Give back the entire listing verbatim.

****************

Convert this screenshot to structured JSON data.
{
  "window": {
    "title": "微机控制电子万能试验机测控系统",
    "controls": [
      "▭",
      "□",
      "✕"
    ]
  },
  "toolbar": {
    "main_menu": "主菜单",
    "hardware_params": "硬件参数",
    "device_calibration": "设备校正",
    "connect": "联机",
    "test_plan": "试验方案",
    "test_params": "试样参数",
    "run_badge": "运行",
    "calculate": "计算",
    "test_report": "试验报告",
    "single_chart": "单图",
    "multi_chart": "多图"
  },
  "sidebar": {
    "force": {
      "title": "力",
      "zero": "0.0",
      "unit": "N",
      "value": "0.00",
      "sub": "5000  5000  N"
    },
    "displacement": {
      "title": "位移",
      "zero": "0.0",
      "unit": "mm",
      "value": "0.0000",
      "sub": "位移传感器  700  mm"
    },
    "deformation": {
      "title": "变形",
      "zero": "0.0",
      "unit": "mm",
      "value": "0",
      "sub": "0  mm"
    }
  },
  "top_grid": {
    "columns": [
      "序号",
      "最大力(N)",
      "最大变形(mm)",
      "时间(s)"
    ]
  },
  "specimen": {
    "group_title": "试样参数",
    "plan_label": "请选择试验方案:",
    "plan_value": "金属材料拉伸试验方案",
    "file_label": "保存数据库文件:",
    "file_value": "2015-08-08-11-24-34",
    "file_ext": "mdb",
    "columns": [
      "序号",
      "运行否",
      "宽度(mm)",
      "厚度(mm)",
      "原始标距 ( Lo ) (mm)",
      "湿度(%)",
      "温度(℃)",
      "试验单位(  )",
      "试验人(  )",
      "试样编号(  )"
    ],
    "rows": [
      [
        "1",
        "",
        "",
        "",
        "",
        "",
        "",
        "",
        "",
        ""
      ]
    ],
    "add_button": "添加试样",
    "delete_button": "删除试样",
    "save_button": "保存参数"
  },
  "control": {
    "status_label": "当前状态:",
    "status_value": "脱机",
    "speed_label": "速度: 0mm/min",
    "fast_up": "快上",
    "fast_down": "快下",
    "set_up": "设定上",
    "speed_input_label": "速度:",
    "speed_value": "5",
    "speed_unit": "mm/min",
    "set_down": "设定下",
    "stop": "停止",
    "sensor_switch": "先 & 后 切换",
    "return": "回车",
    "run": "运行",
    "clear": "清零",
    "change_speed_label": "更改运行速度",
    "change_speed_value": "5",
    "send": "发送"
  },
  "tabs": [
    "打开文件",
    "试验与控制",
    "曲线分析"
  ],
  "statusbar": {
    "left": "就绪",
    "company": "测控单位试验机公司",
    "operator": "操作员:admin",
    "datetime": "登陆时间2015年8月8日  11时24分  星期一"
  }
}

****************

[Exercise answer]:
Convert this screenshot to structured JSON data.
{
  "window": {
    "title": "微机控制电子万能试验机测控系统",
    "controls": [
      "▭",
      "□",
      "✕"
    ]
  },
  "toolbar": {
    "main_menu": "主菜单",
    "hardware_params": "硬件参数",
    "device_calibration": "设备校正",
    "connect": "联机",
    "test_plan": "试验方案",
    "test_params": "试样参数",
    "run_badge": "运行",
    "calculate": "计算",
    "test_report": "试验报告",
    "single_chart": "单图",
    "multi_chart": "多图"
  },
  "sidebar": {
    "force": {
      "title": "力",
      "zero": "0.0",
      "unit": "N",
      "value": "0.00",
      "sub": "5000  5000  N"
    },
    "displacement": {
      "title": "位移",
      "zero": "0.0",
      "unit": "mm",
      "value": "0.0000",
      "sub": "位移传感器  700  mm"
    },
    "deformation": {
      "title": "变形",
      "zero": "0.0",
      "unit": "mm",
      "value": "0",
      "sub": "0  mm"
    }
  },
  "top_grid": {
    "columns": [
      "序号",
      "最大力(N)",
      "最大变形(mm)",
      "时间(s)"
    ]
  },
  "specimen": {
    "group_title": "试样参数",
    "plan_label": "请选择试验方案:",
    "plan_value": "金属材料拉伸试验方案",
    "file_label": "保存数据库文件:",
    "file_value": "2015-08-08-11-24-34",
    "file_ext": "mdb",
    "columns": [
      "序号",
      "运行否",
      "宽度(mm)",
      "厚度(mm)",
      "原始标距 ( Lo ) (mm)",
      "湿度(%)",
      "温度(℃)",
      "试验单位(  )",
      "试验人(  )",
      "试样编号(  )"
    ],
    "rows": [
      [
        "1",
        "",
        "",
        "",
        "",
        "",
        "",
        "",
        "",
        ""
      ]
    ],
    "add_button": "添加试样",
    "delete_button": "删除试样",
    "save_button": "保存参数"
  },
  "control": {
    "status_label": "当前状态:",
    "status_value": "脱机",
    "speed_label": "速度: 0mm/min",
    "fast_up": "快上",
    "fast_down": "快下",
    "set_up": "设定上",
    "speed_input_label": "速度:",
    "speed_value": "5",
    "speed_unit": "mm/min",
    "set_down": "设定下",
    "stop": "停止",
    "sensor_switch": "先 & 后 切换",
    "return": "回车",
    "run": "运行",
    "clear": "清零",
    "change_speed_label": "更改运行速度",
    "change_speed_value": "5",
    "send": "发送"
  },
  "tabs": [
    "打开文件",
    "试验与控制",
    "曲线分析"
  ],
  "statusbar": {
    "left": "就绪",
    "company": "测控单位试验机公司",
    "operator": "操作员:admin",
    "datetime": "登陆时间2015年8月8日  11时24分  星期一"
  }
}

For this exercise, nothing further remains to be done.